Information provided
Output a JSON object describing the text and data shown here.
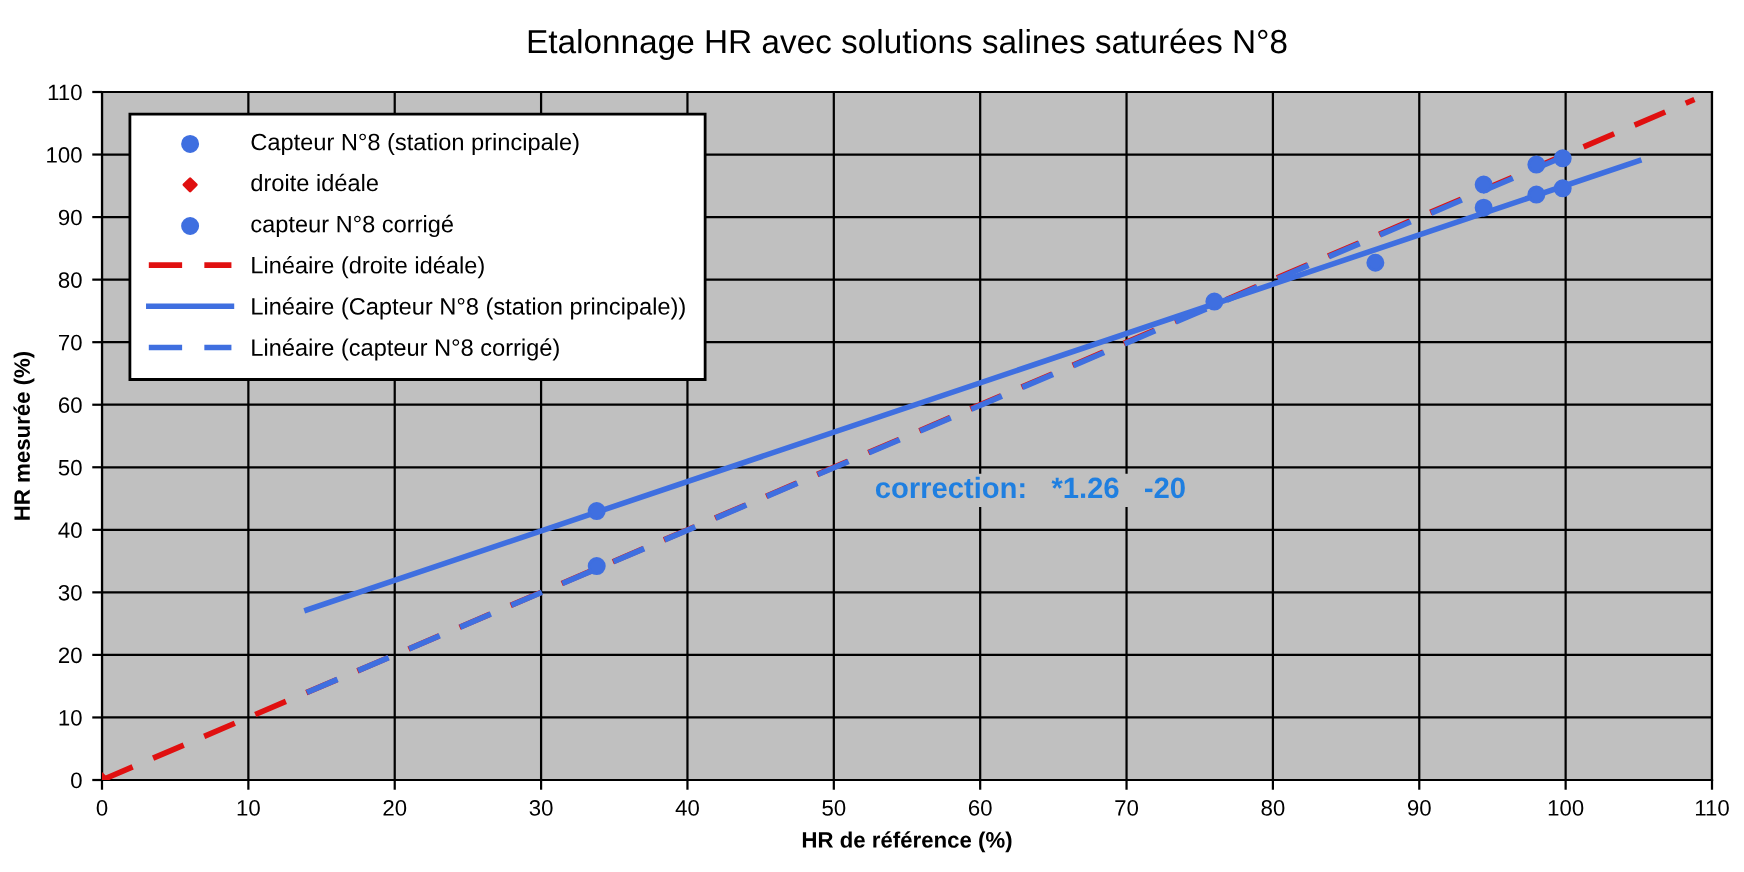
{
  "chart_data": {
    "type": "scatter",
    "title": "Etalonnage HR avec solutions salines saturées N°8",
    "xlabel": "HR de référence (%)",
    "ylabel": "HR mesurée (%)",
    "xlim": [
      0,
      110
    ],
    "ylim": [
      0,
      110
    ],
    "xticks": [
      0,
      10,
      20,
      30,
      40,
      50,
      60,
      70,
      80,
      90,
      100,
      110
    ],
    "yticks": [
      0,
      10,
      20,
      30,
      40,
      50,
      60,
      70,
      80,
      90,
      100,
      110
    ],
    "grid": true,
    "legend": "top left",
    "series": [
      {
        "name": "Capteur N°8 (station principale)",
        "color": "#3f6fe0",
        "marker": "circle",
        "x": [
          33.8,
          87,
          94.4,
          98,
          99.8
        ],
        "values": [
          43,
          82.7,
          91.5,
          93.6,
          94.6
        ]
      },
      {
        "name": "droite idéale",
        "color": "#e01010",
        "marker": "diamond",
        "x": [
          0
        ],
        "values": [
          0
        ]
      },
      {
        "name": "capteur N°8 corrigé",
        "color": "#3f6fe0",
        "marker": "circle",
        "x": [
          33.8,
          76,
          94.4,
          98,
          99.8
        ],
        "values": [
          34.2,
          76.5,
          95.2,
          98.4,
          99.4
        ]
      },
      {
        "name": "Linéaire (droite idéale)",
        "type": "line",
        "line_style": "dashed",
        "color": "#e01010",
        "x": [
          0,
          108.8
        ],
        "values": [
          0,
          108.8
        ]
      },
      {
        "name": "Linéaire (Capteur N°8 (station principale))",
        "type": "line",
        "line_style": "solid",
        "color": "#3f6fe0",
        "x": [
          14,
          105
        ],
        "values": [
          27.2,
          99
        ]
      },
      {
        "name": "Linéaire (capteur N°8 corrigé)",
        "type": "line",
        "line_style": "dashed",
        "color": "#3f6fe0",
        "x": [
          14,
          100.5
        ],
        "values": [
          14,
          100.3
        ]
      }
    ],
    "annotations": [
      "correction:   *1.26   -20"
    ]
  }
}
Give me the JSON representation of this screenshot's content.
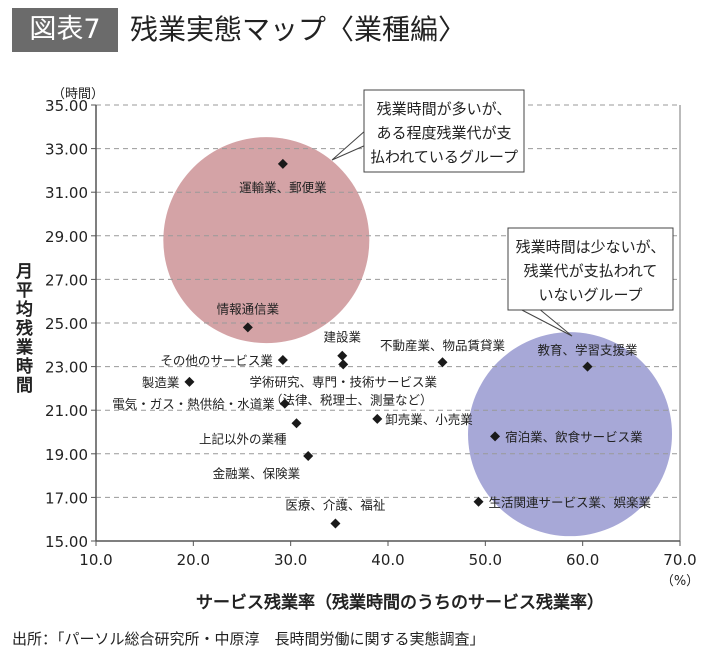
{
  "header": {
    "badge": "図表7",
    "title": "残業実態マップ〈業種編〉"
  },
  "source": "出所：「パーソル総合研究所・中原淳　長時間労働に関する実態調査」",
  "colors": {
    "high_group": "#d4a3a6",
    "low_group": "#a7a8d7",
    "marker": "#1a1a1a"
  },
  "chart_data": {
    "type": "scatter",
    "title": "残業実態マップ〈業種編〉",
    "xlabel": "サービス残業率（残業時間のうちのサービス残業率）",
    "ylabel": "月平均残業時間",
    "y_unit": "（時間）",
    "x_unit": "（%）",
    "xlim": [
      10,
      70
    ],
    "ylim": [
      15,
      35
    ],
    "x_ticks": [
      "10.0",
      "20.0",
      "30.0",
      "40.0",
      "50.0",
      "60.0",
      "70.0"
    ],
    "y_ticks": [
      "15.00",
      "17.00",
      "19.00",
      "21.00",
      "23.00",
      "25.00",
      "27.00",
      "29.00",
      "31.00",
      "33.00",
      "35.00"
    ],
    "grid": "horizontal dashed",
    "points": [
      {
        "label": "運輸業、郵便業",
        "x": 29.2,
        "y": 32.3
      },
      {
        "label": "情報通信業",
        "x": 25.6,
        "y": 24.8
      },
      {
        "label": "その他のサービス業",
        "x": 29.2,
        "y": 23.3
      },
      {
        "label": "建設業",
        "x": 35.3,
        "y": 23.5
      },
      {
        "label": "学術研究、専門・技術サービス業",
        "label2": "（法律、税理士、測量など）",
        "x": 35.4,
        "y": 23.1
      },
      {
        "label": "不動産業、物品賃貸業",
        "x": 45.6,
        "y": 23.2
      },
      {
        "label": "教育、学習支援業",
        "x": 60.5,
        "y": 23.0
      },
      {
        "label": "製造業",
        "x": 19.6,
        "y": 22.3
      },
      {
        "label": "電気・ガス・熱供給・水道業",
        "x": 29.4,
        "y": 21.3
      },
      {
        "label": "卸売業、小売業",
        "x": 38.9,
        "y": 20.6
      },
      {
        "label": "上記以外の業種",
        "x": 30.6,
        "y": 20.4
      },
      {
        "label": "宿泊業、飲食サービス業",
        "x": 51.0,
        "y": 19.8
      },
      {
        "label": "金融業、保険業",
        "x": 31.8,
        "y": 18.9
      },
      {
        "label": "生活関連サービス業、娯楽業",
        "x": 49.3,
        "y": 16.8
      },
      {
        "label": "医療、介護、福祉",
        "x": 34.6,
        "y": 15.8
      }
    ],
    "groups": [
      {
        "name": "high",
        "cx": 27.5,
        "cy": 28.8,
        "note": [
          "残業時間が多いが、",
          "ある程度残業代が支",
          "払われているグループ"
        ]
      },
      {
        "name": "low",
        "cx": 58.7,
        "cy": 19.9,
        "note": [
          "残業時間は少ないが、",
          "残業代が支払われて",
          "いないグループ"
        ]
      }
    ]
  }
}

Requirement
Keep the pictures out of the copy and write out the data exactly as it stands.

Answer in full
Output a JSON object describing the text and data shown here.
{
  "chart_data": {
    "type": "scatter",
    "title": "Etalonnage HR avec solutions salines saturées N°8",
    "xlabel": "HR de référence (%)",
    "ylabel": "HR mesurée (%)",
    "xlim": [
      0,
      110
    ],
    "ylim": [
      0,
      110
    ],
    "xticks": [
      0,
      10,
      20,
      30,
      40,
      50,
      60,
      70,
      80,
      90,
      100,
      110
    ],
    "yticks": [
      0,
      10,
      20,
      30,
      40,
      50,
      60,
      70,
      80,
      90,
      100,
      110
    ],
    "grid": true,
    "legend": "top left",
    "series": [
      {
        "name": "Capteur N°8 (station principale)",
        "color": "#3f6fe0",
        "marker": "circle",
        "x": [
          33.8,
          87,
          94.4,
          98,
          99.8
        ],
        "values": [
          43,
          82.7,
          91.5,
          93.6,
          94.6
        ]
      },
      {
        "name": "droite idéale",
        "color": "#e01010",
        "marker": "diamond",
        "x": [
          0
        ],
        "values": [
          0
        ]
      },
      {
        "name": "capteur N°8 corrigé",
        "color": "#3f6fe0",
        "marker": "circle",
        "x": [
          33.8,
          76,
          94.4,
          98,
          99.8
        ],
        "values": [
          34.2,
          76.5,
          95.2,
          98.4,
          99.4
        ]
      },
      {
        "name": "Linéaire (droite idéale)",
        "type": "line",
        "line_style": "dashed",
        "color": "#e01010",
        "x": [
          0,
          108.8
        ],
        "values": [
          0,
          108.8
        ]
      },
      {
        "name": "Linéaire (Capteur N°8 (station principale))",
        "type": "line",
        "line_style": "solid",
        "color": "#3f6fe0",
        "x": [
          14,
          105
        ],
        "values": [
          27.2,
          99
        ]
      },
      {
        "name": "Linéaire (capteur N°8 corrigé)",
        "type": "line",
        "line_style": "dashed",
        "color": "#3f6fe0",
        "x": [
          14,
          100.5
        ],
        "values": [
          14,
          100.3
        ]
      }
    ],
    "annotations": [
      "correction:   *1.26   -20"
    ]
  }
}
Give me the JSON representation of this screenshot's content.
{
  "header": {
    "badge": "図表7",
    "title": "残業実態マップ〈業種編〉"
  },
  "source": "出所：「パーソル総合研究所・中原淳　長時間労働に関する実態調査」",
  "colors": {
    "high_group": "#d4a3a6",
    "low_group": "#a7a8d7",
    "marker": "#1a1a1a"
  },
  "chart_data": {
    "type": "scatter",
    "title": "残業実態マップ〈業種編〉",
    "xlabel": "サービス残業率（残業時間のうちのサービス残業率）",
    "ylabel": "月平均残業時間",
    "y_unit": "（時間）",
    "x_unit": "（%）",
    "xlim": [
      10,
      70
    ],
    "ylim": [
      15,
      35
    ],
    "x_ticks": [
      "10.0",
      "20.0",
      "30.0",
      "40.0",
      "50.0",
      "60.0",
      "70.0"
    ],
    "y_ticks": [
      "15.00",
      "17.00",
      "19.00",
      "21.00",
      "23.00",
      "25.00",
      "27.00",
      "29.00",
      "31.00",
      "33.00",
      "35.00"
    ],
    "grid": "horizontal dashed",
    "points": [
      {
        "label": "運輸業、郵便業",
        "x": 29.2,
        "y": 32.3
      },
      {
        "label": "情報通信業",
        "x": 25.6,
        "y": 24.8
      },
      {
        "label": "その他のサービス業",
        "x": 29.2,
        "y": 23.3
      },
      {
        "label": "建設業",
        "x": 35.3,
        "y": 23.5
      },
      {
        "label": "学術研究、専門・技術サービス業",
        "label2": "（法律、税理士、測量など）",
        "x": 35.4,
        "y": 23.1
      },
      {
        "label": "不動産業、物品賃貸業",
        "x": 45.6,
        "y": 23.2
      },
      {
        "label": "教育、学習支援業",
        "x": 60.5,
        "y": 23.0
      },
      {
        "label": "製造業",
        "x": 19.6,
        "y": 22.3
      },
      {
        "label": "電気・ガス・熱供給・水道業",
        "x": 29.4,
        "y": 21.3
      },
      {
        "label": "卸売業、小売業",
        "x": 38.9,
        "y": 20.6
      },
      {
        "label": "上記以外の業種",
        "x": 30.6,
        "y": 20.4
      },
      {
        "label": "宿泊業、飲食サービス業",
        "x": 51.0,
        "y": 19.8
      },
      {
        "label": "金融業、保険業",
        "x": 31.8,
        "y": 18.9
      },
      {
        "label": "生活関連サービス業、娯楽業",
        "x": 49.3,
        "y": 16.8
      },
      {
        "label": "医療、介護、福祉",
        "x": 34.6,
        "y": 15.8
      }
    ],
    "groups": [
      {
        "name": "high",
        "cx": 27.5,
        "cy": 28.8,
        "note": [
          "残業時間が多いが、",
          "ある程度残業代が支",
          "払われているグループ"
        ]
      },
      {
        "name": "low",
        "cx": 58.7,
        "cy": 19.9,
        "note": [
          "残業時間は少ないが、",
          "残業代が支払われて",
          "いないグループ"
        ]
      }
    ]
  }
}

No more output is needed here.